Debate sobre a indústria de combustíveis fósseis é chave para a transição energética Imagem: Calvin Chang/Reuters

Bárbara Therrie

Colaboração para Ecoa, de São Paulo

25/10/2024 05h30

A indústria fóssil está no centro do debate sobre a transição energética. Por um lado, há a urgência de reduzir drasticamente a queima de combustíveis fósseis para mitigar a principal causa dos eventos climáticos extremos devastadores, como o que atingiu o Rio Grande do Sul este ano, e que devem se tornar cada vez mais intensos e frequentes. Por outro, a matriz energética global ainda é amplamente baseada no uso de petróleo, carvão mineral e gás natural, com muitas indústrias e regiões dependentes deles para suas economias e subsistência.

À medida que o mundo avança em direção a uma economia de baixo carbono, os combustíveis fósseis enfrentam pressões crescentes para se adaptar e evoluir. Durante a transição energética, eles servirão como uma ponte, permitindo que a atual infraestrutura continue a fornecer energia enquanto novas tecnologias renováveis são desenvolvidas e implementadas em larga escala.

Há setores da economia em que essa substituição é mais simples do que em outros. Atualmente é possível gerar eletricidade a partir de fontes renováveis, como a solar e eólica, de forma até mais barata do que com fontes fósseis, algo impensável há algumas décadas. O setor de transportes, por sua vez, enfrenta algumas barreiras de mercado e de infraestrutura para se livrar dos combustíveis fósseis, em especial a aviação, navegação e transporte rodoviário de cargas a longas distâncias.

* _Registros fornecidos_:
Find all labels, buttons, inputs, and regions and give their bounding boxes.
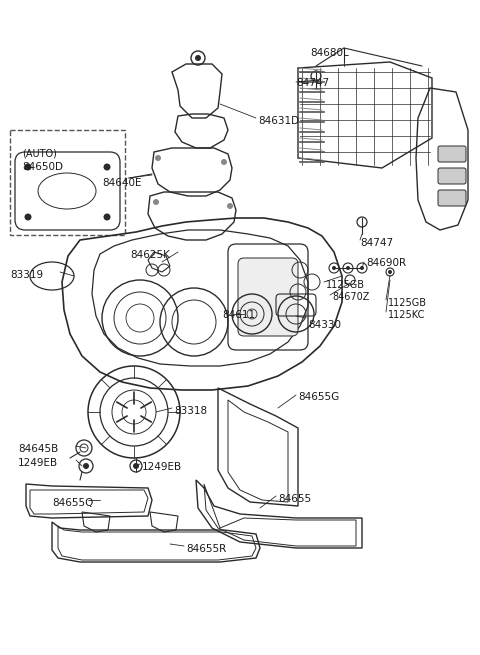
Text: 84611: 84611 [222,310,255,320]
Circle shape [104,164,110,170]
Text: 1125KC: 1125KC [388,310,425,320]
Text: 84655G: 84655G [298,392,339,402]
Text: 84625K: 84625K [130,250,170,260]
FancyBboxPatch shape [238,258,298,336]
Text: 1249EB: 1249EB [142,462,182,472]
Circle shape [195,55,201,61]
Circle shape [332,266,336,270]
Text: 84650D: 84650D [22,162,63,172]
Circle shape [133,463,139,469]
Text: 1249EB: 1249EB [18,458,58,468]
Text: 84670Z: 84670Z [332,292,370,302]
Text: 1125GB: 1125GB [326,280,365,290]
Circle shape [104,214,110,221]
Text: 84655Q: 84655Q [52,498,94,508]
Text: 83319: 83319 [10,270,43,280]
Circle shape [24,214,32,221]
Text: 84655R: 84655R [186,544,226,554]
Text: (AUTO): (AUTO) [22,148,57,158]
Circle shape [388,270,392,274]
Text: 84330: 84330 [308,320,341,330]
Text: 84631D: 84631D [258,116,299,126]
Circle shape [153,199,159,205]
Circle shape [360,266,364,270]
Text: 1125GB: 1125GB [388,298,427,308]
Circle shape [221,159,227,165]
Circle shape [227,203,233,209]
Text: 84747: 84747 [360,238,393,248]
FancyBboxPatch shape [438,190,466,206]
Circle shape [155,155,161,161]
Circle shape [24,164,32,170]
Circle shape [346,266,350,270]
Text: 84655: 84655 [278,494,311,504]
Text: 84640E: 84640E [102,178,142,188]
Text: 84690R: 84690R [366,258,406,268]
Text: 83318: 83318 [174,406,207,416]
FancyBboxPatch shape [438,146,466,162]
Text: 84645B: 84645B [18,444,58,454]
Text: 84747: 84747 [296,78,329,88]
Circle shape [83,463,89,469]
FancyBboxPatch shape [438,168,466,184]
Text: 84680L: 84680L [310,48,349,58]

* _Tarefa proposta_: Transcreva na íntegra, sem qualquer alteração, o texto sobre a indústria de combustíveis fósseis e a transição energética.

* _Resposta elaborada_:
Debate sobre a indústria de combustíveis fósseis é chave para a transição energética Imagem: Calvin Chang/Reuters

Bárbara Therrie

Colaboração para Ecoa, de São Paulo

25/10/2024 05h30

A indústria fóssil está no centro do debate sobre a transição energética. Por um lado, há a urgência de reduzir drasticamente a queima de combustíveis fósseis para mitigar a principal causa dos eventos climáticos extremos devastadores, como o que atingiu o Rio Grande do Sul este ano, e que devem se tornar cada vez mais intensos e frequentes. Por outro, a matriz energética global ainda é amplamente baseada no uso de petróleo, carvão mineral e gás natural, com muitas indústrias e regiões dependentes deles para suas economias e subsistência.

À medida que o mundo avança em direção a uma economia de baixo carbono, os combustíveis fósseis enfrentam pressões crescentes para se adaptar e evoluir. Durante a transição energética, eles servirão como uma ponte, permitindo que a atual infraestrutura continue a fornecer energia enquanto novas tecnologias renováveis são desenvolvidas e implementadas em larga escala.

Há setores da economia em que essa substituição é mais simples do que em outros. Atualmente é possível gerar eletricidade a partir de fontes renováveis, como a solar e eólica, de forma até mais barata do que com fontes fósseis, algo impensável há algumas décadas. O setor de transportes, por sua vez, enfrenta algumas barreiras de mercado e de infraestrutura para se livrar dos combustíveis fósseis, em especial a aviação, navegação e transporte rodoviário de cargas a longas distâncias.